» WHAT THE TASK ASKS:
Gather up every line that includes the string "СГСЭ".

» INFORMATION SHOWN:
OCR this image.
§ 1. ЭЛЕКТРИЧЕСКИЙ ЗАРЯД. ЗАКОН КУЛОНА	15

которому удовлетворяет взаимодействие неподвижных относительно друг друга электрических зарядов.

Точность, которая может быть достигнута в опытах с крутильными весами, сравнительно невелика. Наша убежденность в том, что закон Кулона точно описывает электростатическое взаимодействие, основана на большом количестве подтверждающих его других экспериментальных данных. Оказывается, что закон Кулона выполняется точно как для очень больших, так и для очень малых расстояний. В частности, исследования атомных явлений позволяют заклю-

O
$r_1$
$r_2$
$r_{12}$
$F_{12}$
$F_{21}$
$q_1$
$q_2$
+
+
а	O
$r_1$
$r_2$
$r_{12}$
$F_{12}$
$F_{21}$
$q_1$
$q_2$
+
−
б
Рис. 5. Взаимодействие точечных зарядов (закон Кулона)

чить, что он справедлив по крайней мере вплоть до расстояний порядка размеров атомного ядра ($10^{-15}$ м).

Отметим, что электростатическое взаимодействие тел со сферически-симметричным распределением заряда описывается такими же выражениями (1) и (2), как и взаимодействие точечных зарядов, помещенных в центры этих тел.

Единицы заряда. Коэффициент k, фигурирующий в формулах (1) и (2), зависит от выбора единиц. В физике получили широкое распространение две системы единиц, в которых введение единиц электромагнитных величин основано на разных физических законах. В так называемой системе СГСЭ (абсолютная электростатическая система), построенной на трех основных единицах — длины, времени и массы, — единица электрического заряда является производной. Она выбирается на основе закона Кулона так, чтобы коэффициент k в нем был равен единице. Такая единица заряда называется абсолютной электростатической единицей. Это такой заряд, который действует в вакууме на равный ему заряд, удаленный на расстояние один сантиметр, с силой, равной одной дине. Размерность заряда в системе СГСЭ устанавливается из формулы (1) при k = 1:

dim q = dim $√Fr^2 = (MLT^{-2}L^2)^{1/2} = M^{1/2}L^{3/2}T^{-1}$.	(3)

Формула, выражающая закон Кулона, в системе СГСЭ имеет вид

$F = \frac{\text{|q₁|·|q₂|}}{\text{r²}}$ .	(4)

» CORRECT RESPONSE:
Единицы заряда. Коэффициент k, фигурирующий в формулах (1) и (2), зависит от выбора единиц. В физике получили широкое распространение две системы единиц, в которых введение единиц электромагнитных величин основано на разных физических законах. В так называемой системе СГСЭ (абсолютная электростатическая система), построенной на трех основных единицах — длины, времени и массы, — единица электрического заряда является производной. Она выбирается на основе закона Кулона так, чтобы коэффициент k в нем был равен единице. Такая единица заряда называется абсолютной электростатической единицей. Это такой заряд, который действует в вакууме на равный ему заряд, удаленный на расстояние один сантиметр, с силой, равной одной дине. Размерность заряда в системе СГСЭ устанавливается из формулы (1) при k = 1:
Формула, выражающая закон Кулона, в системе СГСЭ имеет вид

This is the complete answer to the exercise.